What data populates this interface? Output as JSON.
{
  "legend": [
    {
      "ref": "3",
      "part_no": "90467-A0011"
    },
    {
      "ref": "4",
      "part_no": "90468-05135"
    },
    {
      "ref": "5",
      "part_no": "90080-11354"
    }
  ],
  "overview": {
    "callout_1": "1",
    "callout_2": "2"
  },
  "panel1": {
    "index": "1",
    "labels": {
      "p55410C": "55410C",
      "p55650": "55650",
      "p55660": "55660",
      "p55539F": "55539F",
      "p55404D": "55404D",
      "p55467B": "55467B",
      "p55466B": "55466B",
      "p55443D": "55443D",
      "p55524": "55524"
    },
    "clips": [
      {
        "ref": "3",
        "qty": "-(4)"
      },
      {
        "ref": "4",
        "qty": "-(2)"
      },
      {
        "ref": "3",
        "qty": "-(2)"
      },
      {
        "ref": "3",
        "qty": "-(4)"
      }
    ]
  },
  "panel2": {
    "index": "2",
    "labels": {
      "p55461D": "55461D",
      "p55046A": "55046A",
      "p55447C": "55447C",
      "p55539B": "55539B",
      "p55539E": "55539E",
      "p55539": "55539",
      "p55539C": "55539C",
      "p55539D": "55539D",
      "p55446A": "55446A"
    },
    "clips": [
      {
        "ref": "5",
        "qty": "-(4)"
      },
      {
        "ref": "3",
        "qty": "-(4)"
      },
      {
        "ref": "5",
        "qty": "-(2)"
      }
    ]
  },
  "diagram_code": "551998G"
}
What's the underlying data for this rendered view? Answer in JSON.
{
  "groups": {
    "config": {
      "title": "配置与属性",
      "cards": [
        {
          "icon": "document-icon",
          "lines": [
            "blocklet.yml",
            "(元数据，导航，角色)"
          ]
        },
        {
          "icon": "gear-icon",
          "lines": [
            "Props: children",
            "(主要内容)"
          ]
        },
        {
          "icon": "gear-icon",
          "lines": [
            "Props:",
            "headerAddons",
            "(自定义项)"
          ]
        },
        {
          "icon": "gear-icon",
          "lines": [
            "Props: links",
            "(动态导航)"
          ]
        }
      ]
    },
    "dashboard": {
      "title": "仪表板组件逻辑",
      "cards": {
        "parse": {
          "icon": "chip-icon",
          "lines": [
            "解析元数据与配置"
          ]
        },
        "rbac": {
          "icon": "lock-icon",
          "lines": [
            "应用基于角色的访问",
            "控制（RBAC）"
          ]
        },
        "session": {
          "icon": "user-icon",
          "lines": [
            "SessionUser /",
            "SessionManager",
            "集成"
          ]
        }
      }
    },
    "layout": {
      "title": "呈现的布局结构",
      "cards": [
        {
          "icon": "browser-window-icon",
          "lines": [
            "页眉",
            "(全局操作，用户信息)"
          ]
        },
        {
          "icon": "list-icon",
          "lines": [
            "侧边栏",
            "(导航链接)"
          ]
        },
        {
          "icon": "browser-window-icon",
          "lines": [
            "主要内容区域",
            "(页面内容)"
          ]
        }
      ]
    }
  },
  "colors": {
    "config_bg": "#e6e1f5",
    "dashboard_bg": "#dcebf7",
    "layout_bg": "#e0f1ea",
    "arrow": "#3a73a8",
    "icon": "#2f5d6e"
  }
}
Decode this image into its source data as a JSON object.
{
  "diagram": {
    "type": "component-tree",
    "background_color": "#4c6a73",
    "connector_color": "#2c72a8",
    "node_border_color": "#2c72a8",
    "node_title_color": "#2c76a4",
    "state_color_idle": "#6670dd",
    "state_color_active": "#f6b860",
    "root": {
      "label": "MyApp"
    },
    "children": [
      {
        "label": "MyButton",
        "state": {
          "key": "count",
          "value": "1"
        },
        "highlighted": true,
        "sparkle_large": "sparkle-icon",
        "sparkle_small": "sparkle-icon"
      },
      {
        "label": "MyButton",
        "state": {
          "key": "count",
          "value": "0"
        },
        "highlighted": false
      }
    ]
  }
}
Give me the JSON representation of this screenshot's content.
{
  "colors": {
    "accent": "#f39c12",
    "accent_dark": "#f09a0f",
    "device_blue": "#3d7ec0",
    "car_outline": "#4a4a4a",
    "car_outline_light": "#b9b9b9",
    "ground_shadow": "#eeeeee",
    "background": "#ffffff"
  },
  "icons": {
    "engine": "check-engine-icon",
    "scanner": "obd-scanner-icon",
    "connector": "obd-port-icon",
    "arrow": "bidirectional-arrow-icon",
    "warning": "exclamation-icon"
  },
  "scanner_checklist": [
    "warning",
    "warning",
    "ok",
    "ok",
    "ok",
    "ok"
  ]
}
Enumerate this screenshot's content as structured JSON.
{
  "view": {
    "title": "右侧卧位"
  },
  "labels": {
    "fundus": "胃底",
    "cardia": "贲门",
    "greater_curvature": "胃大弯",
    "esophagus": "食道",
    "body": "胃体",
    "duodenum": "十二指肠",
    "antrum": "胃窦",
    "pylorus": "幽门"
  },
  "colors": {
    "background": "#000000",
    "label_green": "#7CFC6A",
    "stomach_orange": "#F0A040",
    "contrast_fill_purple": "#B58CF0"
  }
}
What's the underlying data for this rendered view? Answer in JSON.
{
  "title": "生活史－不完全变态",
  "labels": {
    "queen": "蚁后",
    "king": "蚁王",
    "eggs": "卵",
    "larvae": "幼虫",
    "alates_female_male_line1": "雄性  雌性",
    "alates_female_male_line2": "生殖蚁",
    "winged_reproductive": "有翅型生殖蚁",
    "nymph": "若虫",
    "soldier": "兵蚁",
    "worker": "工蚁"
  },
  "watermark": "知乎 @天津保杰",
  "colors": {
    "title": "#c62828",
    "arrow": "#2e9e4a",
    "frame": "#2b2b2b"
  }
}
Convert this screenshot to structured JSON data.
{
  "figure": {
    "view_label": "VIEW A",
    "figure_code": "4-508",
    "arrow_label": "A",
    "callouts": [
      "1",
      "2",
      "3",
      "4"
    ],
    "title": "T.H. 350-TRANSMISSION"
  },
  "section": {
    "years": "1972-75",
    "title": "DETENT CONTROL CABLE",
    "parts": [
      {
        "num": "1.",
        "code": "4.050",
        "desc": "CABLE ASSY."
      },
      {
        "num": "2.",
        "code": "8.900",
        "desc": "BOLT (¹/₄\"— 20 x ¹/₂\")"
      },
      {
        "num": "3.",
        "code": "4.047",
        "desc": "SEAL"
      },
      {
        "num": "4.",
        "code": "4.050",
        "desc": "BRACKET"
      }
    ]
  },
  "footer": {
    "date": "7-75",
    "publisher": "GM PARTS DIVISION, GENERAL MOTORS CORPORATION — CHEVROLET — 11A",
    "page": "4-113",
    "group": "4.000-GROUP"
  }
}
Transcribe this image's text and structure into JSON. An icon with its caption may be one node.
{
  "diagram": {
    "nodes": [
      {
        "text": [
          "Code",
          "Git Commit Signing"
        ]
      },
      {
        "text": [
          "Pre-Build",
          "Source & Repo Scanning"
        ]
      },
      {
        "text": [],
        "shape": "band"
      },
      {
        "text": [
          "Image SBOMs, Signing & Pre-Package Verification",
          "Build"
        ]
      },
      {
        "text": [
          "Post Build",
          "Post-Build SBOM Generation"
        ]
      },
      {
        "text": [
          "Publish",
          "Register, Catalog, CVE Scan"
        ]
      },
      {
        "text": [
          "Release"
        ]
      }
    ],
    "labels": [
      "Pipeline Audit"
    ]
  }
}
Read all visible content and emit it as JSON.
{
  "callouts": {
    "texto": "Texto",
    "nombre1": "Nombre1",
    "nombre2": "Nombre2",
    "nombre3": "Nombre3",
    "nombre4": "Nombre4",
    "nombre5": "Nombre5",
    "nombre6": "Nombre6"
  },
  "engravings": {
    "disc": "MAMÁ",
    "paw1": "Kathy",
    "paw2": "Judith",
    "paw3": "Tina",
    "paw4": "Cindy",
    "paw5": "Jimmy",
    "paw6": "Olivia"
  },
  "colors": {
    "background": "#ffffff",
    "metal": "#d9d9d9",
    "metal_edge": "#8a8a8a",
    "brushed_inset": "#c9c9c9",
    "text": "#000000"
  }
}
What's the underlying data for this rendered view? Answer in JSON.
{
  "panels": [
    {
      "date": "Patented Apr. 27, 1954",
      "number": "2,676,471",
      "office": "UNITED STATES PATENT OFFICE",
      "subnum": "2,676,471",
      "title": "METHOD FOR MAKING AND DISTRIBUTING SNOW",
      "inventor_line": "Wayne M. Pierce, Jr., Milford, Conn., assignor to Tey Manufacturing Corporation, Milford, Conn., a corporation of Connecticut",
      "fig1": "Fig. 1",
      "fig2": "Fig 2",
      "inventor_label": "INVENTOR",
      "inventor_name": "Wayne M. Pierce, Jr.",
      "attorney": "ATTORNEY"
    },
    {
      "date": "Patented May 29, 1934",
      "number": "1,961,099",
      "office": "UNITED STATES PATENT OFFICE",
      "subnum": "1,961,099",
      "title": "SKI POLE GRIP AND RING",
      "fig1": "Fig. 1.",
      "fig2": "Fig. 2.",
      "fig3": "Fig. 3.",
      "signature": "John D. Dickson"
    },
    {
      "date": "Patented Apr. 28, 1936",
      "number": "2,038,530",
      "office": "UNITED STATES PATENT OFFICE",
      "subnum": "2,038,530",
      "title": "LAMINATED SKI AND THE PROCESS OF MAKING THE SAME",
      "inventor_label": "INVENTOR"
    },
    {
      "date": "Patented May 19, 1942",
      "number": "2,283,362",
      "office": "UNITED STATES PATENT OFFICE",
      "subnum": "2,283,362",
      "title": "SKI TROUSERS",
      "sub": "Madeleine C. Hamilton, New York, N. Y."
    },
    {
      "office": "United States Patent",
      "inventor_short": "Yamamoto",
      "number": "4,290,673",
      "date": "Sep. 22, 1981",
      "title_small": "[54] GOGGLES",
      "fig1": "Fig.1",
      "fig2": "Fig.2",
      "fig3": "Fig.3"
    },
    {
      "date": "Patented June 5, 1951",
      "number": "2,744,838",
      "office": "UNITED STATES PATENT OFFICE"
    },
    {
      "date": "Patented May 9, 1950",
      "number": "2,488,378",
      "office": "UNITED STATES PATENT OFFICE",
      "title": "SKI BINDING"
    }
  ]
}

### Written task
Write down the number of lines where the word "Post" appears, and nothing further.

### Task result
2